- **THE REQUEST**
Copy out every line of the records below word for word, omitting the pictures.

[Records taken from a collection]
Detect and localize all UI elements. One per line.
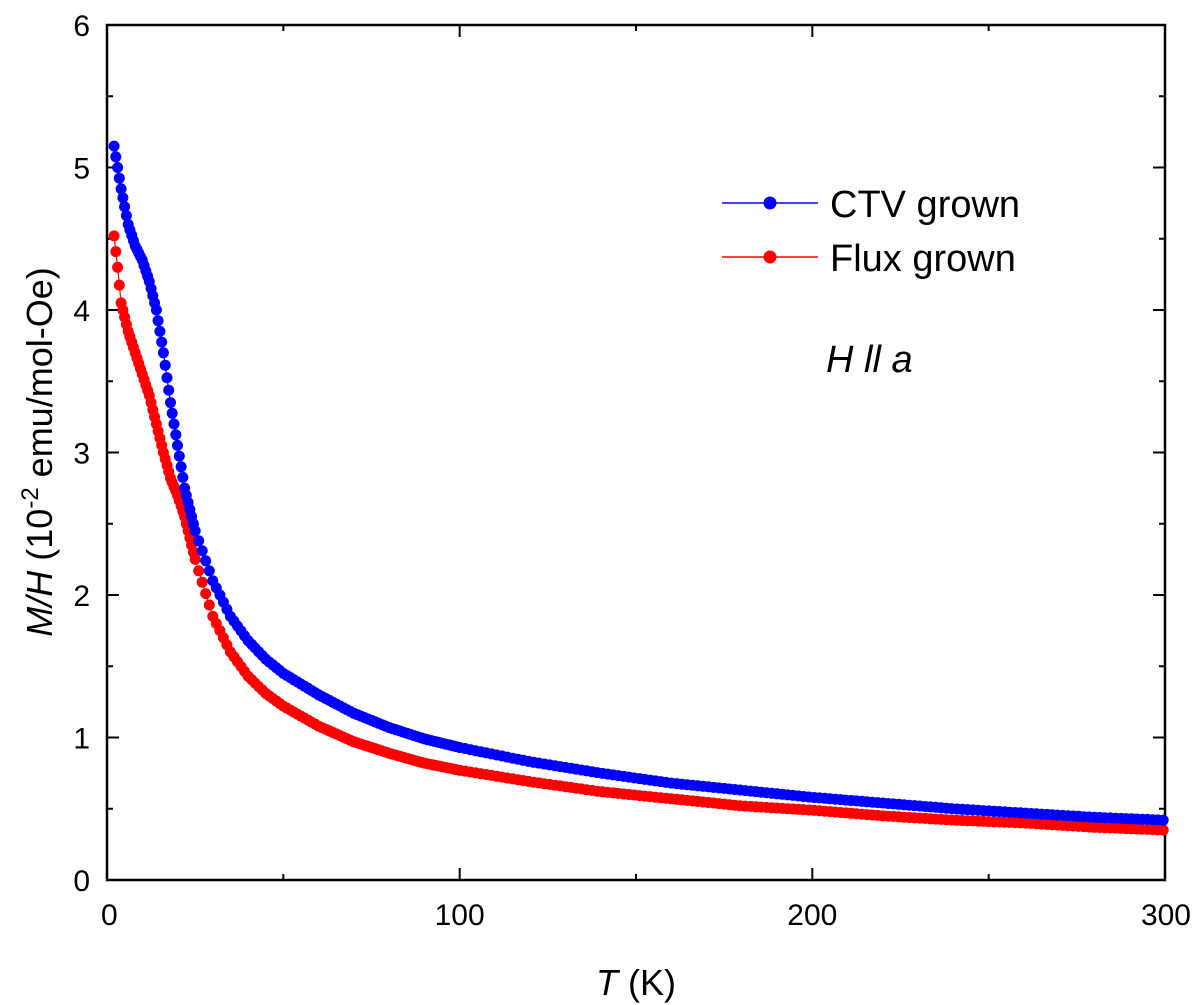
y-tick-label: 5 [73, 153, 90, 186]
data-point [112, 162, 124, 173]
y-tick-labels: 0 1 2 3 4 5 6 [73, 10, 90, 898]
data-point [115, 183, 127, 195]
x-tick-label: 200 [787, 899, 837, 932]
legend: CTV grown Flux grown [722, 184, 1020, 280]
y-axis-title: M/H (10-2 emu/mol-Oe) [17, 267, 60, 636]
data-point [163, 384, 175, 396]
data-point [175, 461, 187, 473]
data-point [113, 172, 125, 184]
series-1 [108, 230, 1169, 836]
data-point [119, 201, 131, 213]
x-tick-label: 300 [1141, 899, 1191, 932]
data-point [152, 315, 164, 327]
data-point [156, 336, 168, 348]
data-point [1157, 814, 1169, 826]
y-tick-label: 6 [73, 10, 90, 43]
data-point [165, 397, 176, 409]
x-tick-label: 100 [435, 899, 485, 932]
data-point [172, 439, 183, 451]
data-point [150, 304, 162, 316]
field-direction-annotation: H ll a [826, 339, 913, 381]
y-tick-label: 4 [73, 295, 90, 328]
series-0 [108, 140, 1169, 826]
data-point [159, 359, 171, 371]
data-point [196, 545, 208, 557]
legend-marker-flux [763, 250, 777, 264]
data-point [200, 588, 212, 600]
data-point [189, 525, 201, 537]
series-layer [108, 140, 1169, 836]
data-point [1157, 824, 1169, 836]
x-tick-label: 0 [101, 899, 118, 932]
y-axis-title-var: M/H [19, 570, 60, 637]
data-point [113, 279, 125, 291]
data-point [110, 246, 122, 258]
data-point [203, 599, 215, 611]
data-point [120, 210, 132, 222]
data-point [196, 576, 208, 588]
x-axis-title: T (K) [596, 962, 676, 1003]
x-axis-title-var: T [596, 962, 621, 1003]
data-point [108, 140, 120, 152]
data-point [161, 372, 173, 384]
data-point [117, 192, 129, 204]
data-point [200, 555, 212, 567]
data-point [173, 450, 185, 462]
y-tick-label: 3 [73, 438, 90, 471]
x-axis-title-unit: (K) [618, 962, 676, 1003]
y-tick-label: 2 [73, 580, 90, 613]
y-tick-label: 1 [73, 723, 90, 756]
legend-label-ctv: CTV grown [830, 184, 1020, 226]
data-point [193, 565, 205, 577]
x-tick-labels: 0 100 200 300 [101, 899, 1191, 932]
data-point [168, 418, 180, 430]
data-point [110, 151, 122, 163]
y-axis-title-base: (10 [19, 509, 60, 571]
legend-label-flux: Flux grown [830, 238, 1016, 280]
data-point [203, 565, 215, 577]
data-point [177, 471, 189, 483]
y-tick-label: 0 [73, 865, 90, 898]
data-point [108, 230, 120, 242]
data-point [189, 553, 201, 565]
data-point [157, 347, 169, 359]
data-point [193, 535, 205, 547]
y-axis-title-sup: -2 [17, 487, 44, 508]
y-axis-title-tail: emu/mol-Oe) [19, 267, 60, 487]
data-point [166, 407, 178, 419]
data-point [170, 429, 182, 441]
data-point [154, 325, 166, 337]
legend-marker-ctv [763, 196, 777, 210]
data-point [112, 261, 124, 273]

- **OUTPUT BELOW**
Detect and localize all UI elements. One per line.
y-tick-label: 5 [73, 153, 90, 186]
data-point [112, 162, 124, 173]
y-tick-labels: 0 1 2 3 4 5 6 [73, 10, 90, 898]
data-point [115, 183, 127, 195]
x-tick-label: 200 [787, 899, 837, 932]
legend: CTV grown Flux grown [722, 184, 1020, 280]
y-axis-title: M/H (10-2 emu/mol-Oe) [17, 267, 60, 636]
data-point [163, 384, 175, 396]
data-point [175, 461, 187, 473]
data-point [113, 172, 125, 184]
series-1 [108, 230, 1169, 836]
data-point [119, 201, 131, 213]
x-tick-label: 300 [1141, 899, 1191, 932]
data-point [152, 315, 164, 327]
data-point [156, 336, 168, 348]
data-point [1157, 814, 1169, 826]
y-tick-label: 6 [73, 10, 90, 43]
data-point [165, 397, 176, 409]
x-tick-label: 100 [435, 899, 485, 932]
data-point [172, 439, 183, 451]
data-point [150, 304, 162, 316]
field-direction-annotation: H ll a [826, 339, 913, 381]
y-tick-label: 4 [73, 295, 90, 328]
series-0 [108, 140, 1169, 826]
data-point [159, 359, 171, 371]
data-point [196, 545, 208, 557]
legend-marker-flux [763, 250, 777, 264]
data-point [200, 588, 212, 600]
data-point [189, 525, 201, 537]
series-layer [108, 140, 1169, 836]
data-point [1157, 824, 1169, 836]
x-tick-label: 0 [101, 899, 118, 932]
y-axis-title-var: M/H [19, 570, 60, 637]
data-point [113, 279, 125, 291]
data-point [110, 246, 122, 258]
data-point [203, 599, 215, 611]
data-point [120, 210, 132, 222]
data-point [196, 576, 208, 588]
x-axis-title: T (K) [596, 962, 676, 1003]
x-axis-title-var: T [596, 962, 621, 1003]
data-point [108, 140, 120, 152]
data-point [161, 372, 173, 384]
data-point [117, 192, 129, 204]
data-point [200, 555, 212, 567]
data-point [173, 450, 185, 462]
y-tick-label: 3 [73, 438, 90, 471]
x-axis-title-unit: (K) [618, 962, 676, 1003]
y-tick-label: 2 [73, 580, 90, 613]
y-tick-label: 1 [73, 723, 90, 756]
legend-label-ctv: CTV grown [830, 184, 1020, 226]
data-point [193, 565, 205, 577]
x-tick-labels: 0 100 200 300 [101, 899, 1191, 932]
data-point [168, 418, 180, 430]
data-point [110, 151, 122, 163]
y-axis-title-base: (10 [19, 509, 60, 571]
legend-label-flux: Flux grown [830, 238, 1016, 280]
data-point [203, 565, 215, 577]
data-point [177, 471, 189, 483]
y-tick-label: 0 [73, 865, 90, 898]
data-point [108, 230, 120, 242]
data-point [189, 553, 201, 565]
data-point [157, 347, 169, 359]
data-point [193, 535, 205, 547]
y-axis-title-sup: -2 [17, 487, 44, 508]
y-axis-title-tail: emu/mol-Oe) [19, 267, 60, 487]
data-point [166, 407, 178, 419]
data-point [170, 429, 182, 441]
data-point [154, 325, 166, 337]
legend-marker-ctv [763, 196, 777, 210]
data-point [112, 261, 124, 273]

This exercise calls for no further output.